━━━ PASSAGE SHOWN ━━━

Levine Museum details plans to sell uptown home as part of major changes

Levine Museum finds a new home in Charlotte, with an assist from Wells Fargo

The Levine Museum of the New South is selling its building on 7th Street in uptown Charlotte as it looks to transform itself and how it interacts with the community.

In an email sent Wednesday to museum members, Levine President and CEO Kathryn Hill said the museum will search for a “more flexible uptown facility” and pursue a “community-centered, digital-first transformation.”

“As part of our calling to reach new audiences and deliver non-traditional programming, we have decided to sell our Uptown property to fully embrace our next chapter,” she wrote in the email.

No immediate changes are planned, however, and the museum will continue to operate while the property is on the market.

“Our mission remains unchanged, and our role in this community is more important than it’s ever been,” Hill said in an interview with the Observer. “What we’re looking at now are new ways of delivering that that are broadly accessible and highly compelling.”

“By digital-first, we don’t mean digital-only,” she added. “There is nothing that replaces the power that’s generated in a room full of people who are sharing their stories and learning from each other, and in-person programming is still part of our strategy.”

Hill said selling the site could take up to a year. The sale also opens up a significant piece of uptown real estate.

Pandemic-related closures spurred the museum to embrace new types of projects, such as a digital walking tour of the Brooklyn neighborhood launching this August, Hill told the Observer. “It has forever changed us,” she said.

“The museum’s mission has never been more important, and if we are to reach broadly across the community, we must imagine new ways to create and deliver content in the digital age,“ Hill said in the email. “We recognize, too, that we need to work more closely with and in the communities we serve, to ensure all Charlotteans are heard and known.”

The museum has received a three-year, $600,000 grant from the the John S. and James L. Knight Foundation to support the shift. The funds will go toward expanding the Brooklyn tour initiative and hiring a community engagement manager, among other items, Hill said.

Last August, Hill said that the museum was exploring a potential sale or redevelopment of its uptown property, which comprises 0.7 acres at the corner of 7th and North College streets. At the time, Hill said the board has been studying options for the site for several years.

The museum’s current facility opened in 2001, although the organization had a presence in the building for several years before that. The building and land it sits on are worth about $7.7 million, according to county real estate records cited by the Observer last year.

The Levine Museum was founded in 1991, according to the organization’s website.

━━━

**PROMPT 1**
From the article on the Levine Museum, return the part that opens with the words containing "No immediate changes" and closes with "uptown real estate.", copied without any change.
**PROMPT 2**
According to the article on the Levine Museum, what grant did the museum receive from the John S. and James L. Knight Foundation?

━━━ SUPPLIED INFORMATION ━━━

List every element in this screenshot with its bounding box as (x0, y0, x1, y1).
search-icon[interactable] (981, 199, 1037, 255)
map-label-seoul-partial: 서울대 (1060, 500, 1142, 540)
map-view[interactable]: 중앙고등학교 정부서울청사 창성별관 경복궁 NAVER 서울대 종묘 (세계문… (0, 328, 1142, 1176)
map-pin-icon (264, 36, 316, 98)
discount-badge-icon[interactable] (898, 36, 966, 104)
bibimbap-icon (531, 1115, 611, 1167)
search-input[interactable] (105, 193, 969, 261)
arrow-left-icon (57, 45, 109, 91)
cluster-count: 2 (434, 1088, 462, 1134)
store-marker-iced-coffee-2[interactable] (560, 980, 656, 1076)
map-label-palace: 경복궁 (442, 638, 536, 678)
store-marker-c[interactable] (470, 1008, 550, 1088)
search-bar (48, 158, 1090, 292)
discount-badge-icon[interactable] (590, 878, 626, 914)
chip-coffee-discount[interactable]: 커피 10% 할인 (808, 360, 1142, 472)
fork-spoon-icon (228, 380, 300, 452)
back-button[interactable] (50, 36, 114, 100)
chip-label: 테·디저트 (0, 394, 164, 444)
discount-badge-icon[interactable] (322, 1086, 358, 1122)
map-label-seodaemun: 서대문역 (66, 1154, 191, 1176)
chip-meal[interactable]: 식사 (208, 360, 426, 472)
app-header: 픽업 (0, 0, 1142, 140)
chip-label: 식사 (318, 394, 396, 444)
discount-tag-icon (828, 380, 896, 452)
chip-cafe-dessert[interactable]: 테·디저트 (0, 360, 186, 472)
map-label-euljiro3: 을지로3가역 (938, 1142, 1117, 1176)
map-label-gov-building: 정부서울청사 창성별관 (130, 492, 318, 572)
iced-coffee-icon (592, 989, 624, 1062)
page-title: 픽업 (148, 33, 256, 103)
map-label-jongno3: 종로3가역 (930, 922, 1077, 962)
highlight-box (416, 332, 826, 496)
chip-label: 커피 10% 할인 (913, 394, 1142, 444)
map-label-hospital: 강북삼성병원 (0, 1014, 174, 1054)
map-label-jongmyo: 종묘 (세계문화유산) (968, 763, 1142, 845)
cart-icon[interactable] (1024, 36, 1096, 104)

━━━

**ANSWER 1**
No immediate changes are planned, however, and the museum will continue to operate while the property is on the market.

“Our mission remains unchanged, and our role in this community is more important than it’s ever been,” Hill said in an interview with the Observer. “What we’re looking at now are new ways of delivering that that are broadly accessible and highly compelling.”

“By digital-first, we don’t mean digital-only,” she added. “There is nothing that replaces the power that’s generated in a room full of people who are sharing their stories and learning from each other, and in-person programming is still part of our strategy.”

Hill said selling the site could take up to a year. The sale also opens up a significant piece of uptown real estate.

**ANSWER 2**
A three-year, $600,000 grant.